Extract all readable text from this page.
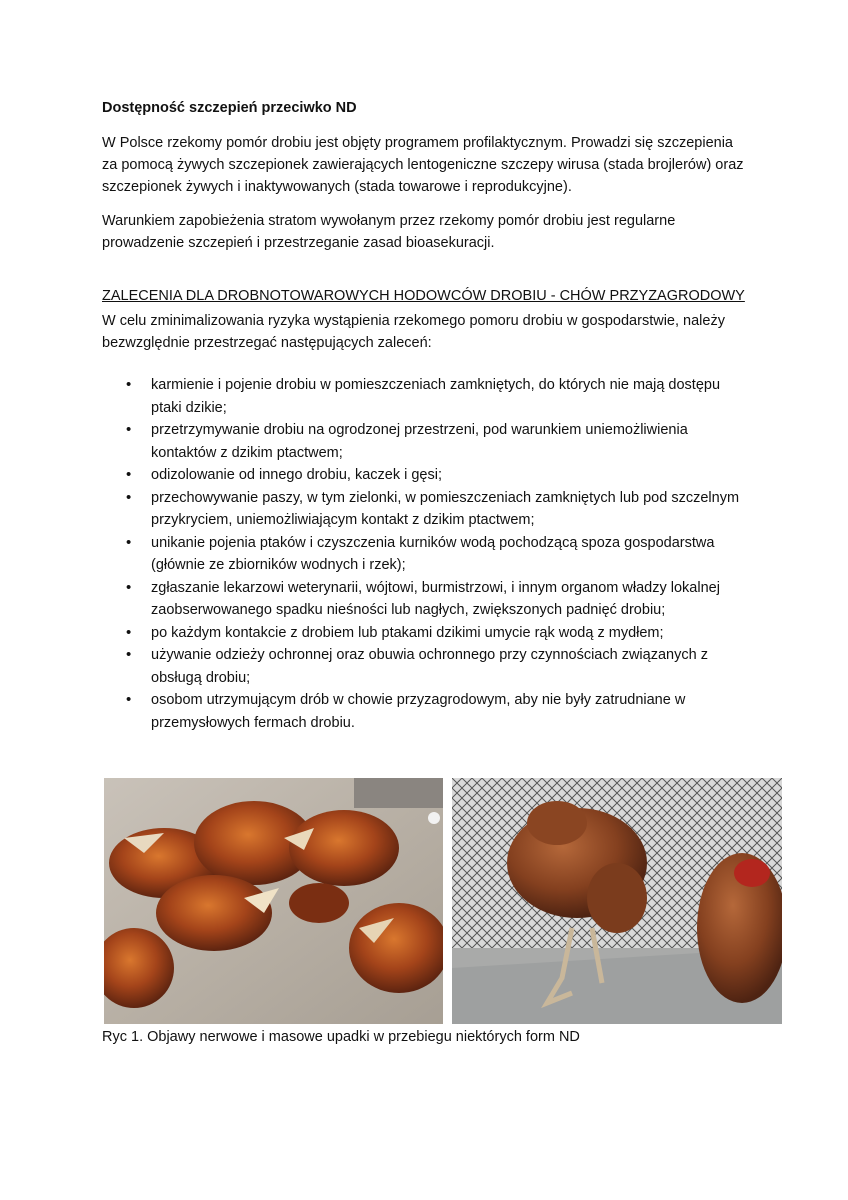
Dostępność szczepień przeciwko ND
W Polsce rzekomy pomór drobiu jest objęty programem profilaktycznym. Prowadzi się szczepienia za pomocą żywych szczepionek zawierających lentogeniczne szczepy wirusa (stada brojlerów) oraz szczepionek żywych i inaktywowanych (stada towarowe i reprodukcyjne).
Warunkiem zapobieżenia stratom wywołanym przez rzekomy pomór drobiu jest regularne prowadzenie szczepień i przestrzeganie zasad bioasekuracji.
ZALECENIA DLA DROBNOTOWAROWYCH HODOWCÓW DROBIU - CHÓW PRZYZAGRODOWY
W celu zminimalizowania ryzyka wystąpienia rzekomego pomoru drobiu w gospodarstwie, należy bezwzględnie przestrzegać następujących zaleceń:
• karmienie i pojenie drobiu w pomieszczeniach zamkniętych, do których nie mają dostępu ptaki dzikie;
• przetrzymywanie drobiu na ogrodzonej przestrzeni, pod warunkiem uniemożliwienia kontaktów z dzikim ptactwem;
• odizolowanie od innego drobiu, kaczek i gęsi;
• przechowywanie paszy, w tym zielonki, w pomieszczeniach zamkniętych lub pod szczelnym przykryciem, uniemożliwiającym kontakt z dzikim ptactwem;
• unikanie pojenia ptaków i czyszczenia kurników wodą pochodzącą spoza gospodarstwa (głównie ze zbiorników wodnych i rzek);
• zgłaszanie lekarzowi weterynarii, wójtowi, burmistrzowi, i innym organom władzy lokalnej zaobserwowanego spadku nieśności lub nagłych, zwiększonych padnięć drobiu;
• po każdym kontakcie z drobiem lub ptakami dzikimi umycie rąk wodą z mydłem;
• używanie odzieży ochronnej oraz obuwia ochronnego przy czynnościach związanych z obsługą drobiu;
• osobom utrzymującym drób w chowie przyzagrodowym, aby nie były zatrudniane w przemysłowych fermach drobiu.
Ryc 1. Objawy nerwowe i masowe upadki w przebiegu niektórych form ND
──────────
Aim of the exercise:
Reproduce every line of the material precisely, omitting its pictures.

Written solution:
Extract all readable text from this page.
Dostępność szczepień przeciwko ND
W Polsce rzekomy pomór drobiu jest objęty programem profilaktycznym. Prowadzi się szczepienia za pomocą żywych szczepionek zawierających lentogeniczne szczepy wirusa (stada brojlerów) oraz szczepionek żywych i inaktywowanych (stada towarowe i reprodukcyjne).
Warunkiem zapobieżenia stratom wywołanym przez rzekomy pomór drobiu jest regularne prowadzenie szczepień i przestrzeganie zasad bioasekuracji.
ZALECENIA DLA DROBNOTOWAROWYCH HODOWCÓW DROBIU - CHÓW PRZYZAGRODOWY
W celu zminimalizowania ryzyka wystąpienia rzekomego pomoru drobiu w gospodarstwie, należy bezwzględnie przestrzegać następujących zaleceń:
• karmienie i pojenie drobiu w pomieszczeniach zamkniętych, do których nie mają dostępu ptaki dzikie;
• przetrzymywanie drobiu na ogrodzonej przestrzeni, pod warunkiem uniemożliwienia kontaktów z dzikim ptactwem;
• odizolowanie od innego drobiu, kaczek i gęsi;
• przechowywanie paszy, w tym zielonki, w pomieszczeniach zamkniętych lub pod szczelnym przykryciem, uniemożliwiającym kontakt z dzikim ptactwem;
• unikanie pojenia ptaków i czyszczenia kurników wodą pochodzącą spoza gospodarstwa (głównie ze zbiorników wodnych i rzek);
• zgłaszanie lekarzowi weterynarii, wójtowi, burmistrzowi, i innym organom władzy lokalnej zaobserwowanego spadku nieśności lub nagłych, zwiększonych padnięć drobiu;
• po każdym kontakcie z drobiem lub ptakami dzikimi umycie rąk wodą z mydłem;
• używanie odzieży ochronnej oraz obuwia ochronnego przy czynnościach związanych z obsługą drobiu;
• osobom utrzymującym drób w chowie przyzagrodowym, aby nie były zatrudniane w przemysłowych fermach drobiu.
Ryc 1. Objawy nerwowe i masowe upadki w przebiegu niektórych form ND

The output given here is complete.